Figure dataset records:
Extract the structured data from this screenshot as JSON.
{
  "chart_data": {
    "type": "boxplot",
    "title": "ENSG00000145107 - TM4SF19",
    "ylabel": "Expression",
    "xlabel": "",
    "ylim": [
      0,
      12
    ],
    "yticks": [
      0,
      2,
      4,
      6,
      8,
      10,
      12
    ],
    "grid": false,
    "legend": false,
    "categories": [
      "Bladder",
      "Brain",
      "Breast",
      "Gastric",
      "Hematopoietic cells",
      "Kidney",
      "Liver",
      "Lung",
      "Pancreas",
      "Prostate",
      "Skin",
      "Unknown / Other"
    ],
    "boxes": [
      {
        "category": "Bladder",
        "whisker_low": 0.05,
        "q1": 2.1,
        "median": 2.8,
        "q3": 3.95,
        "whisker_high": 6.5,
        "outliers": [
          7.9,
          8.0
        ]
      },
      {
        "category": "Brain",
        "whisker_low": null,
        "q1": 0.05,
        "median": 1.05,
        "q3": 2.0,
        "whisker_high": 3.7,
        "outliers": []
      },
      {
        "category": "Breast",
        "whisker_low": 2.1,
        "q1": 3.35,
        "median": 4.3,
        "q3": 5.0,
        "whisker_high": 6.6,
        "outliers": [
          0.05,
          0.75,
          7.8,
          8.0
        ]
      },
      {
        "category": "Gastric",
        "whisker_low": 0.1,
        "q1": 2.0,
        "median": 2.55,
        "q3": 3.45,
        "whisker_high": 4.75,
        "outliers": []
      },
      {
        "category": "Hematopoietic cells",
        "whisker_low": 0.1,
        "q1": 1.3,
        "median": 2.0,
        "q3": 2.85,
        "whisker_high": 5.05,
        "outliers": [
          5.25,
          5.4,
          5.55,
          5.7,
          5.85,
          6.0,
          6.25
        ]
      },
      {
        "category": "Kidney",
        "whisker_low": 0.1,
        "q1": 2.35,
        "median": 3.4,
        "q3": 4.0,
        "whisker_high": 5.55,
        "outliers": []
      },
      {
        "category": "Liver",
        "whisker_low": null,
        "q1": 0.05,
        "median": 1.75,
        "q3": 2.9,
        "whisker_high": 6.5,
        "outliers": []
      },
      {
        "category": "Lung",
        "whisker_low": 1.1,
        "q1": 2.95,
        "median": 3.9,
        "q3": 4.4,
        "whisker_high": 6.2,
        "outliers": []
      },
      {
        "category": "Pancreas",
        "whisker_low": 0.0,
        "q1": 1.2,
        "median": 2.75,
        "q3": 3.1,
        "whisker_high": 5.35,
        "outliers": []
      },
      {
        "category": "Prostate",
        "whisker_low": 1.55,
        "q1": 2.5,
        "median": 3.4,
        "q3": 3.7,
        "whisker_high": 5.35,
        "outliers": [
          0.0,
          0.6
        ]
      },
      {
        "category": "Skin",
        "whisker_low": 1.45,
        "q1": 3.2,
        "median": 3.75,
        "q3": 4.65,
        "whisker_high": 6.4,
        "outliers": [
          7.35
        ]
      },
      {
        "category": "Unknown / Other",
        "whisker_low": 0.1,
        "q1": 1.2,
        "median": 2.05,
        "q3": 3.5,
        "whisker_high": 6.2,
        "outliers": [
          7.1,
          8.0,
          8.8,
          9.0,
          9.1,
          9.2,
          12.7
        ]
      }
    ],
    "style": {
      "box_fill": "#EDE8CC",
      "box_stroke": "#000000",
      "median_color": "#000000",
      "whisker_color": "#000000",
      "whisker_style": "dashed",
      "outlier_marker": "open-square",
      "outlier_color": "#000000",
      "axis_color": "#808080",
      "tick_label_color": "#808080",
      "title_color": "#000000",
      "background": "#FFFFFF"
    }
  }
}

EXERCISE BRIEF: Retype each record, matching it exactly.

EXERCISE SOLUTION:
Extract the structured data from this screenshot as JSON.
{
  "chart_data": {
    "type": "boxplot",
    "title": "ENSG00000145107 - TM4SF19",
    "ylabel": "Expression",
    "xlabel": "",
    "ylim": [
      0,
      12
    ],
    "yticks": [
      0,
      2,
      4,
      6,
      8,
      10,
      12
    ],
    "grid": false,
    "legend": false,
    "categories": [
      "Bladder",
      "Brain",
      "Breast",
      "Gastric",
      "Hematopoietic cells",
      "Kidney",
      "Liver",
      "Lung",
      "Pancreas",
      "Prostate",
      "Skin",
      "Unknown / Other"
    ],
    "boxes": [
      {
        "category": "Bladder",
        "whisker_low": 0.05,
        "q1": 2.1,
        "median": 2.8,
        "q3": 3.95,
        "whisker_high": 6.5,
        "outliers": [
          7.9,
          8.0
        ]
      },
      {
        "category": "Brain",
        "whisker_low": null,
        "q1": 0.05,
        "median": 1.05,
        "q3": 2.0,
        "whisker_high": 3.7,
        "outliers": []
      },
      {
        "category": "Breast",
        "whisker_low": 2.1,
        "q1": 3.35,
        "median": 4.3,
        "q3": 5.0,
        "whisker_high": 6.6,
        "outliers": [
          0.05,
          0.75,
          7.8,
          8.0
        ]
      },
      {
        "category": "Gastric",
        "whisker_low": 0.1,
        "q1": 2.0,
        "median": 2.55,
        "q3": 3.45,
        "whisker_high": 4.75,
        "outliers": []
      },
      {
        "category": "Hematopoietic cells",
        "whisker_low": 0.1,
        "q1": 1.3,
        "median": 2.0,
        "q3": 2.85,
        "whisker_high": 5.05,
        "outliers": [
          5.25,
          5.4,
          5.55,
          5.7,
          5.85,
          6.0,
          6.25
        ]
      },
      {
        "category": "Kidney",
        "whisker_low": 0.1,
        "q1": 2.35,
        "median": 3.4,
        "q3": 4.0,
        "whisker_high": 5.55,
        "outliers": []
      },
      {
        "category": "Liver",
        "whisker_low": null,
        "q1": 0.05,
        "median": 1.75,
        "q3": 2.9,
        "whisker_high": 6.5,
        "outliers": []
      },
      {
        "category": "Lung",
        "whisker_low": 1.1,
        "q1": 2.95,
        "median": 3.9,
        "q3": 4.4,
        "whisker_high": 6.2,
        "outliers": []
      },
      {
        "category": "Pancreas",
        "whisker_low": 0.0,
        "q1": 1.2,
        "median": 2.75,
        "q3": 3.1,
        "whisker_high": 5.35,
        "outliers": []
      },
      {
        "category": "Prostate",
        "whisker_low": 1.55,
        "q1": 2.5,
        "median": 3.4,
        "q3": 3.7,
        "whisker_high": 5.35,
        "outliers": [
          0.0,
          0.6
        ]
      },
      {
        "category": "Skin",
        "whisker_low": 1.45,
        "q1": 3.2,
        "median": 3.75,
        "q3": 4.65,
        "whisker_high": 6.4,
        "outliers": [
          7.35
        ]
      },
      {
        "category": "Unknown / Other",
        "whisker_low": 0.1,
        "q1": 1.2,
        "median": 2.05,
        "q3": 3.5,
        "whisker_high": 6.2,
        "outliers": [
          7.1,
          8.0,
          8.8,
          9.0,
          9.1,
          9.2,
          12.7
        ]
      }
    ],
    "style": {
      "box_fill": "#EDE8CC",
      "box_stroke": "#000000",
      "median_color": "#000000",
      "whisker_color": "#000000",
      "whisker_style": "dashed",
      "outlier_marker": "open-square",
      "outlier_color": "#000000",
      "axis_color": "#808080",
      "tick_label_color": "#808080",
      "title_color": "#000000",
      "background": "#FFFFFF"
    }
  }
}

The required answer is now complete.